▶ What you are asked to do
Output all entries verbatim. Skip pictures.

▶ Data records
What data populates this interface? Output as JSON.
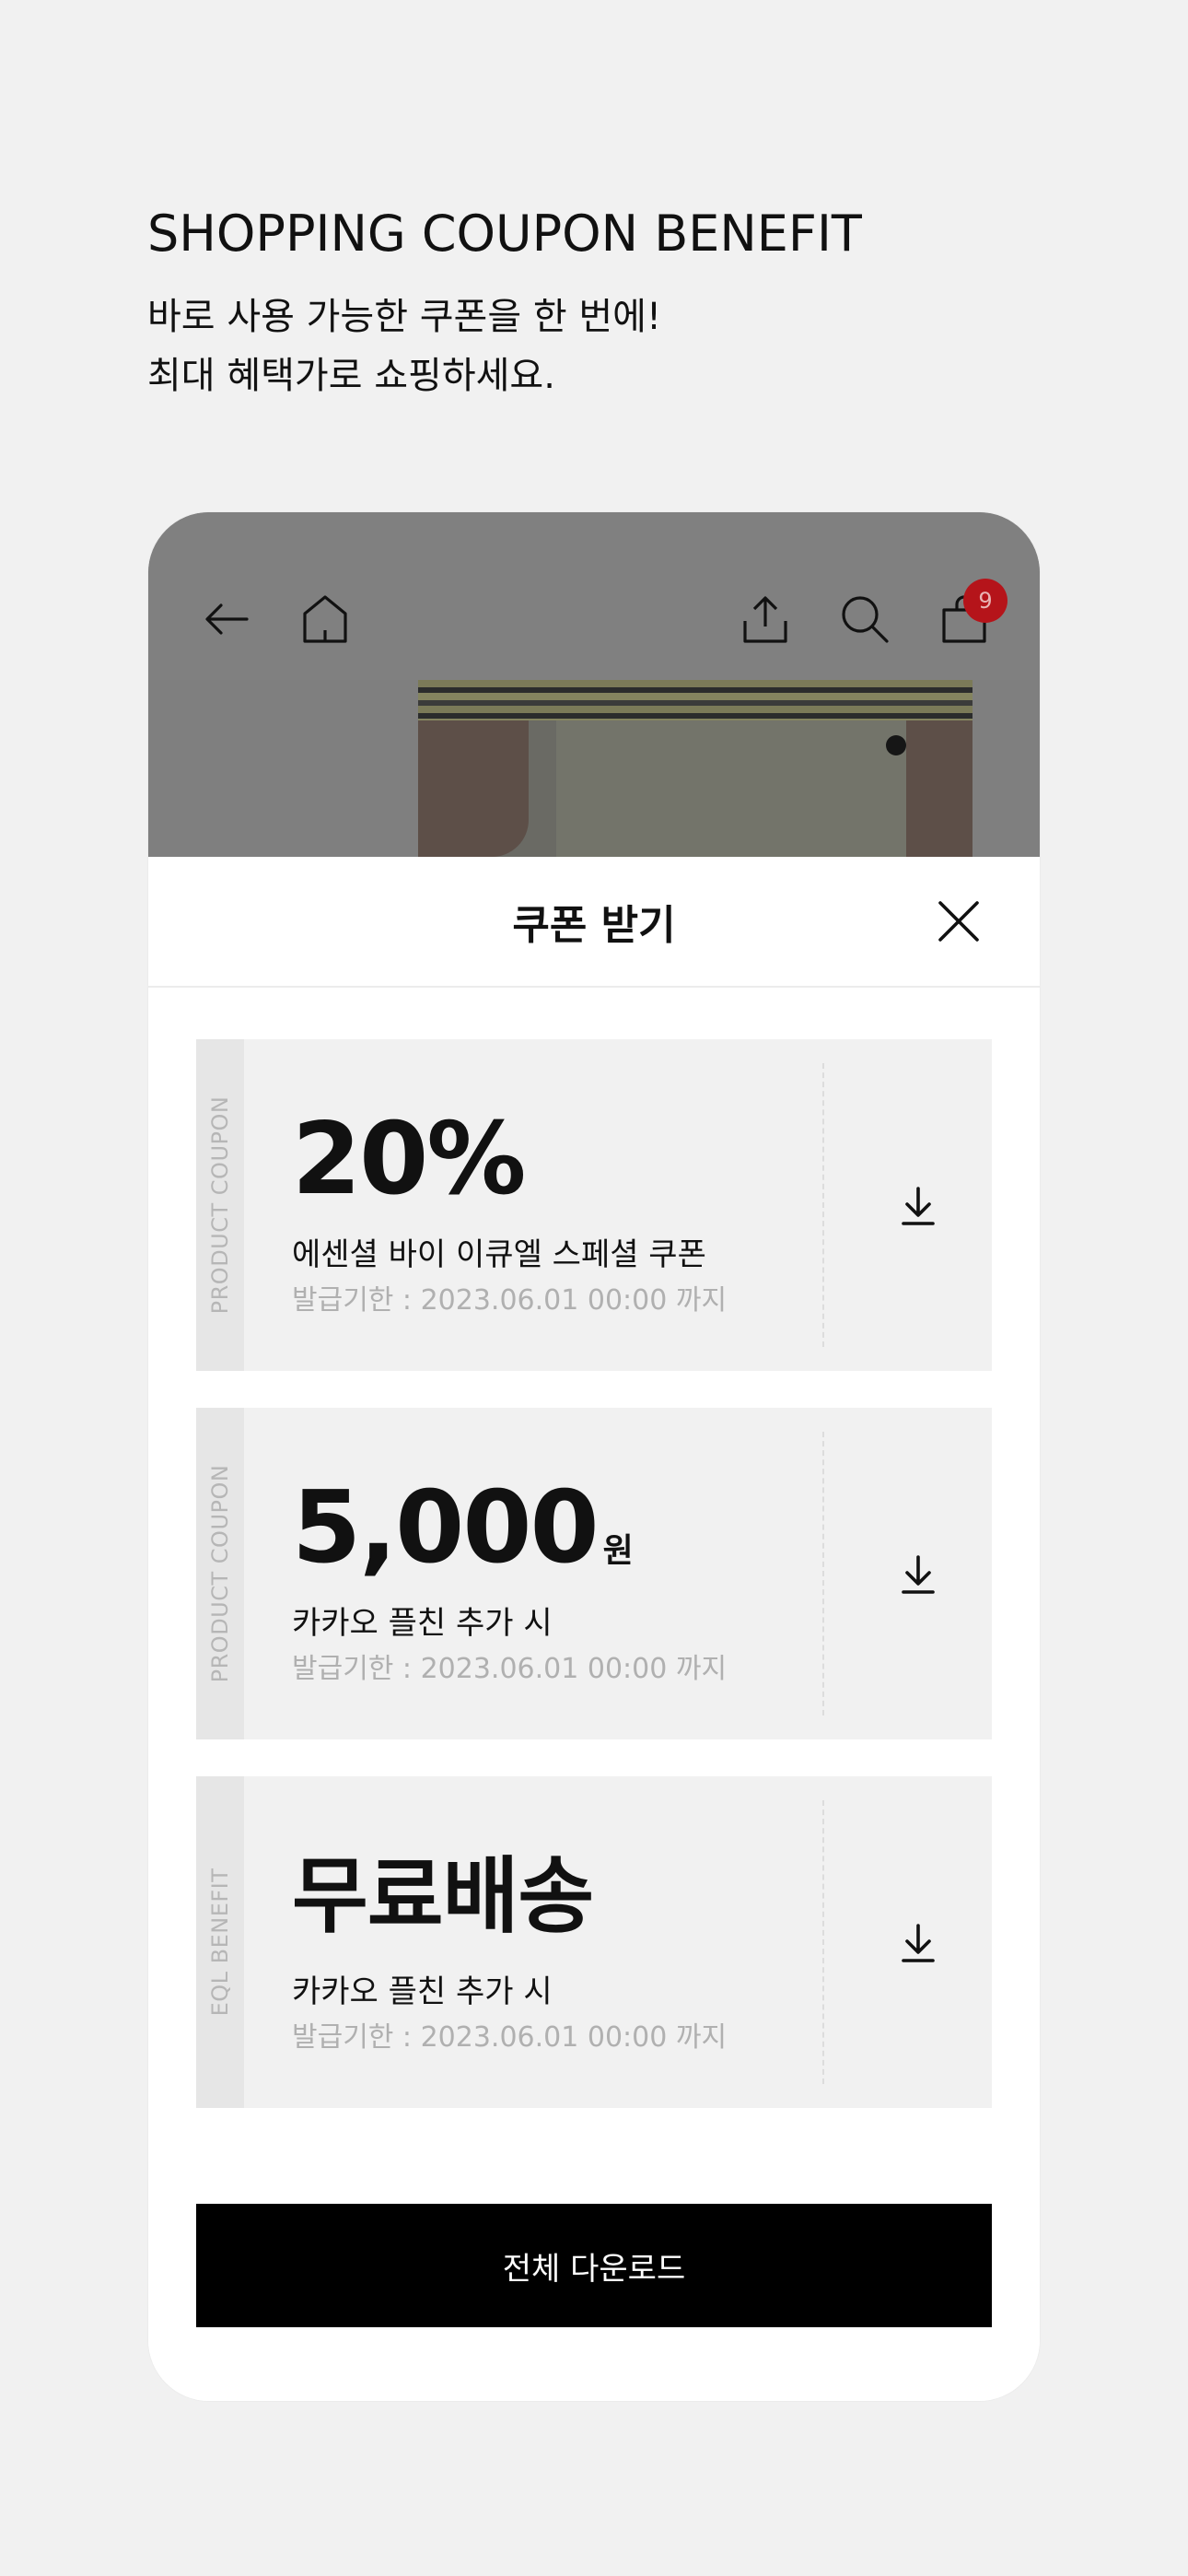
{
  "intro": {
    "title": "SHOPPING COUPON BENEFIT",
    "line1": "바로 사용 가능한 쿠폰을 한 번에!",
    "line2": "최대 혜택가로 쇼핑하세요."
  },
  "topbar": {
    "cart_count": "9",
    "icons": [
      "arrow-left-icon",
      "home-icon",
      "share-icon",
      "search-icon",
      "bag-icon"
    ]
  },
  "sheet": {
    "title": "쿠폰 받기",
    "coupons": [
      {
        "type_label": "PRODUCT COUPON",
        "value": "20%",
        "unit": "",
        "description": "에센셜 바이 이큐엘 스페셜 쿠폰",
        "expiry": "발급기한 : 2023.06.01 00:00 까지"
      },
      {
        "type_label": "PRODUCT COUPON",
        "value": "5,000",
        "unit": "원",
        "description": "카카오 플친 추가 시",
        "expiry": "발급기한 : 2023.06.01 00:00 까지"
      },
      {
        "type_label": "EQL BENEFIT",
        "value": "무료배송",
        "unit": "",
        "description": "카카오 플친 추가 시",
        "expiry": "발급기한 : 2023.06.01 00:00 까지"
      }
    ],
    "download_all_label": "전체 다운로드"
  },
  "colors": {
    "background": "#f1f1f1",
    "badge": "#b5141a",
    "button": "#000000"
  }
}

▶ Task answer
What data populates this interface? Output as JSON.
{
  "intro": {
    "title": "SHOPPING COUPON BENEFIT",
    "line1": "바로 사용 가능한 쿠폰을 한 번에!",
    "line2": "최대 혜택가로 쇼핑하세요."
  },
  "topbar": {
    "cart_count": "9",
    "icons": [
      "arrow-left-icon",
      "home-icon",
      "share-icon",
      "search-icon",
      "bag-icon"
    ]
  },
  "sheet": {
    "title": "쿠폰 받기",
    "coupons": [
      {
        "type_label": "PRODUCT COUPON",
        "value": "20%",
        "unit": "",
        "description": "에센셜 바이 이큐엘 스페셜 쿠폰",
        "expiry": "발급기한 : 2023.06.01 00:00 까지"
      },
      {
        "type_label": "PRODUCT COUPON",
        "value": "5,000",
        "unit": "원",
        "description": "카카오 플친 추가 시",
        "expiry": "발급기한 : 2023.06.01 00:00 까지"
      },
      {
        "type_label": "EQL BENEFIT",
        "value": "무료배송",
        "unit": "",
        "description": "카카오 플친 추가 시",
        "expiry": "발급기한 : 2023.06.01 00:00 까지"
      }
    ],
    "download_all_label": "전체 다운로드"
  },
  "colors": {
    "background": "#f1f1f1",
    "badge": "#b5141a",
    "button": "#000000"
  }
}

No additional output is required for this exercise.